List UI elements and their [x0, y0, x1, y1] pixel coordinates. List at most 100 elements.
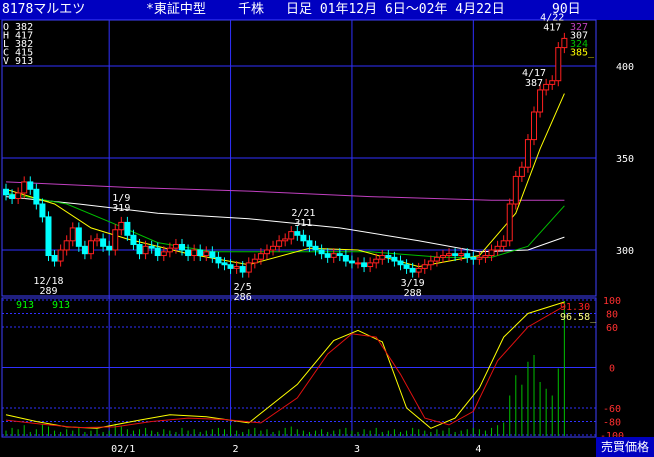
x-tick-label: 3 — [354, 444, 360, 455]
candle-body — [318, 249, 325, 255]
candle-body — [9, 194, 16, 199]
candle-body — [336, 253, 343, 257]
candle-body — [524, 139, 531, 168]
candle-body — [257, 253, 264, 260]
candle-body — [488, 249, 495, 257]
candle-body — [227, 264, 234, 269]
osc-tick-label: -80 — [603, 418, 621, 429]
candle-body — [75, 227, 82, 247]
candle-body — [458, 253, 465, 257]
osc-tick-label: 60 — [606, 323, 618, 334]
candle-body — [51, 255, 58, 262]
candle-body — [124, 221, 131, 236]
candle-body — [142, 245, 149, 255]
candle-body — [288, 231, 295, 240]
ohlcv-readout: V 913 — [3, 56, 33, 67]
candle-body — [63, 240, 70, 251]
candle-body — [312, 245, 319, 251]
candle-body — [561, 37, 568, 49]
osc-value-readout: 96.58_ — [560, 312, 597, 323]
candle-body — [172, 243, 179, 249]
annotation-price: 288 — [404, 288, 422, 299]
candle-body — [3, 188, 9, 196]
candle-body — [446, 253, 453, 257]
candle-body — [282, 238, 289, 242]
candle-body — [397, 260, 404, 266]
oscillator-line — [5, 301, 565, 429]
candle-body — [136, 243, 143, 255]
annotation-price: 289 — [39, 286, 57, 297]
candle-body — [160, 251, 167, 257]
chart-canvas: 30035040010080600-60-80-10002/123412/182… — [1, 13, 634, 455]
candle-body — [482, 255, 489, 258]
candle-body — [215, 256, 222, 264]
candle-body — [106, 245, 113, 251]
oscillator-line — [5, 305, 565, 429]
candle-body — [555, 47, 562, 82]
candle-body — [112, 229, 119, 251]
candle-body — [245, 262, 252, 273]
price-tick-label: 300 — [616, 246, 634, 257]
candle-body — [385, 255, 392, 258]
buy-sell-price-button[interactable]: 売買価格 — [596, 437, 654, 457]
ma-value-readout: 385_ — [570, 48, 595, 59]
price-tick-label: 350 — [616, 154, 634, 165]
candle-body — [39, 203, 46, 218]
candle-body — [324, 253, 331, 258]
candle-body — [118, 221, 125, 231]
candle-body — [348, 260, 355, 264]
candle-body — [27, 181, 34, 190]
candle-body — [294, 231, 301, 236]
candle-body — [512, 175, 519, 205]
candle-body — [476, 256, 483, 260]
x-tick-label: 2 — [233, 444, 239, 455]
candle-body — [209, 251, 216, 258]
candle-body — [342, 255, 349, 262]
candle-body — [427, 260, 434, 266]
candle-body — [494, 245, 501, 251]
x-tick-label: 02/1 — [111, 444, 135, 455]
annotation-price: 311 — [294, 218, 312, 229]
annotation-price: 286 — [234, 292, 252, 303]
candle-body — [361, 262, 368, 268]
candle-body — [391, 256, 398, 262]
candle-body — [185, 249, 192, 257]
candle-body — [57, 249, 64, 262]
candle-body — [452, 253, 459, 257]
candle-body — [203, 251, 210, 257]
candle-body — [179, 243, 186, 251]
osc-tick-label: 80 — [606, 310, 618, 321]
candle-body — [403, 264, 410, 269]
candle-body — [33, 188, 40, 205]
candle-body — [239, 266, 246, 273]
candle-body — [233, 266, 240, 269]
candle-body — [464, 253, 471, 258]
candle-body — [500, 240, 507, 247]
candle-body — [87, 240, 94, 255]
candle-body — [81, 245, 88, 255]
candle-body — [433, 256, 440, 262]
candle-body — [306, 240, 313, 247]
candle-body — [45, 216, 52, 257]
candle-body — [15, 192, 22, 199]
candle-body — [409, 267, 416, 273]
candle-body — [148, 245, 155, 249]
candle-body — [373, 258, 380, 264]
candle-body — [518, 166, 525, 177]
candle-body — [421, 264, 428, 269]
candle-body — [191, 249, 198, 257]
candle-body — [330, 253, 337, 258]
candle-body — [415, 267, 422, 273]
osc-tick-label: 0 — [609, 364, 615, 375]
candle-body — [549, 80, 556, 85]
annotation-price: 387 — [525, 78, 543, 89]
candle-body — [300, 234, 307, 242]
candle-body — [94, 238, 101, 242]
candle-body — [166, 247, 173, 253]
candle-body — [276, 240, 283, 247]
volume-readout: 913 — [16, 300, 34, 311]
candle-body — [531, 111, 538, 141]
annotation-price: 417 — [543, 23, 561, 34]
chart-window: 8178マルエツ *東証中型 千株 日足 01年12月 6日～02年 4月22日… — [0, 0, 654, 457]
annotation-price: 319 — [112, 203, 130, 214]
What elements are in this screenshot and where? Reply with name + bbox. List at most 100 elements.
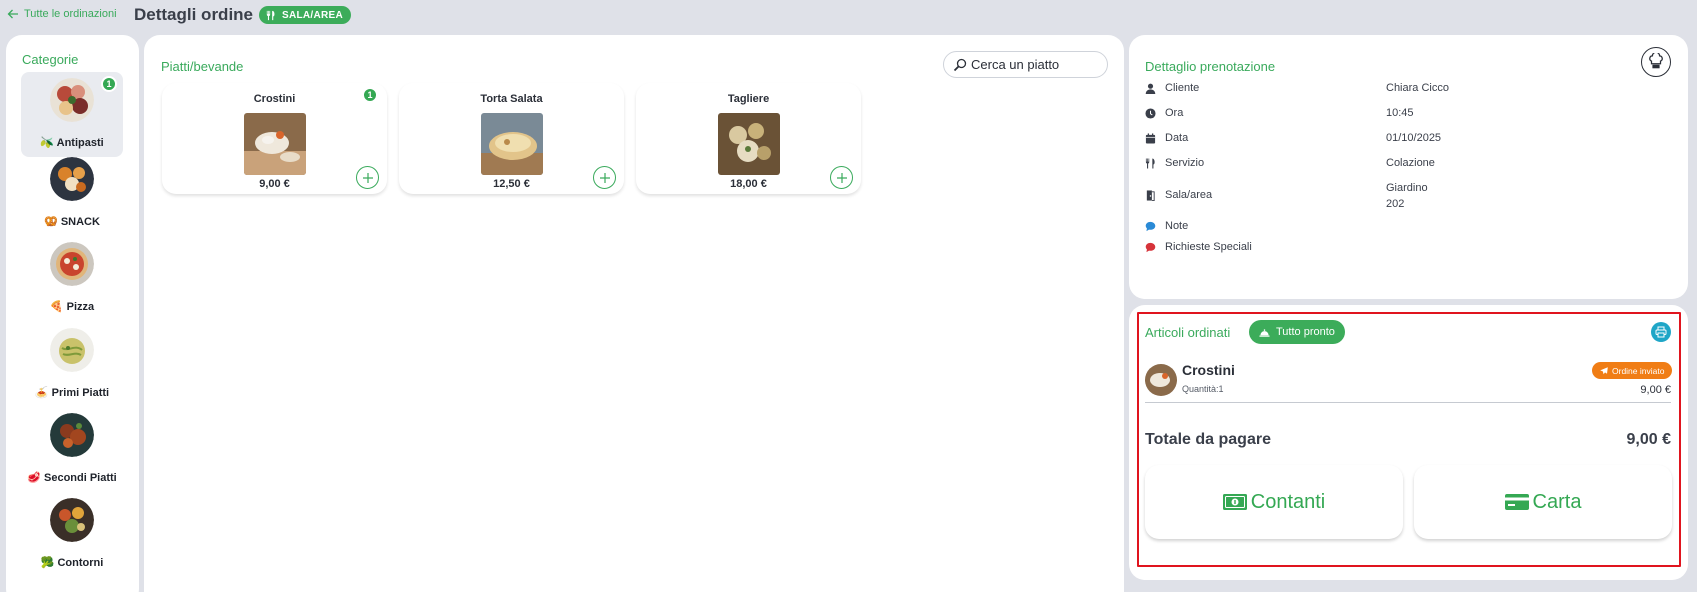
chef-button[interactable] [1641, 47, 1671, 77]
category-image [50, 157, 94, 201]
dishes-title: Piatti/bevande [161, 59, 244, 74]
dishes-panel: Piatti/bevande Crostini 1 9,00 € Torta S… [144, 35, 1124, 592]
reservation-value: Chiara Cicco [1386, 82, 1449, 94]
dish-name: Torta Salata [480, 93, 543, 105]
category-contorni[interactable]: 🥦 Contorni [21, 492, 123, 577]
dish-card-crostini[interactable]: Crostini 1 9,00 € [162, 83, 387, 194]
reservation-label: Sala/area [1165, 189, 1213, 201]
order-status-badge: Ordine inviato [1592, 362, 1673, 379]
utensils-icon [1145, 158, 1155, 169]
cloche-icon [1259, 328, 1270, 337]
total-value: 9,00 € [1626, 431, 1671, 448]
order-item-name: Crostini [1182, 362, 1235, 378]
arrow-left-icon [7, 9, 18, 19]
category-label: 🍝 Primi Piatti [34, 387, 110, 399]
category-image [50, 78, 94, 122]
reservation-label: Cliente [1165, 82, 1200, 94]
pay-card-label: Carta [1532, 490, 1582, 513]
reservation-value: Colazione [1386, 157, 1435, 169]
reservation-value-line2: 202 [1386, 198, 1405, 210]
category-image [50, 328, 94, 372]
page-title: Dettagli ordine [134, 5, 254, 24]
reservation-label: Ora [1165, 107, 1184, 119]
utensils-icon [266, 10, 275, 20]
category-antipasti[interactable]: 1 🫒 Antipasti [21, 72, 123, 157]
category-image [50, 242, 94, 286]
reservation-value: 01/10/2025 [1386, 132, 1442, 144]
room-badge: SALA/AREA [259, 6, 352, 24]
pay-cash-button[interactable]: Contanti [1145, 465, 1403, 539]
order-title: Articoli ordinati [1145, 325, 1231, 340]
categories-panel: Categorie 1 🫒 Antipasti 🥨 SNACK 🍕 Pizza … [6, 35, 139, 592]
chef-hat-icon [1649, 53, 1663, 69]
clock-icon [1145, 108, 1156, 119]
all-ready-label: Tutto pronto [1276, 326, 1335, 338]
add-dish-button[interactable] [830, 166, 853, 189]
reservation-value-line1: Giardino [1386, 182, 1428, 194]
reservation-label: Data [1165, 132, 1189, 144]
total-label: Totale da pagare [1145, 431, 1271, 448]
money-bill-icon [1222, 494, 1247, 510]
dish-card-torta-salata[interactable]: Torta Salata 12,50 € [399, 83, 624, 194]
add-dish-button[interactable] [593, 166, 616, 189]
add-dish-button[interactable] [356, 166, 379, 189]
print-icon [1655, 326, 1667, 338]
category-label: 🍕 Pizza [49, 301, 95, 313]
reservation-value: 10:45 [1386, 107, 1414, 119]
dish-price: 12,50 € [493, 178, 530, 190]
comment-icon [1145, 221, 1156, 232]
──────────────────────────────
> Direction
Repeat the entries between the lines holding "x-tick-label: 3 — [354, 444, 360, 455]" and "candle-body — [458, 253, 465, 257]", inclusive, replacing "osc-tick-label" with "oscillator-tick-label" and leaving everything else unchanged.

> Solution
x-tick-label: 3 — [354, 444, 360, 455]
candle-body — [318, 249, 325, 255]
candle-body — [9, 194, 16, 199]
candle-body — [336, 253, 343, 257]
candle-body — [524, 139, 531, 168]
candle-body — [257, 253, 264, 260]
candle-body — [488, 249, 495, 257]
candle-body — [227, 264, 234, 269]
oscillator-tick-label: -80 — [603, 418, 621, 429]
candle-body — [75, 227, 82, 247]
candle-body — [458, 253, 465, 257]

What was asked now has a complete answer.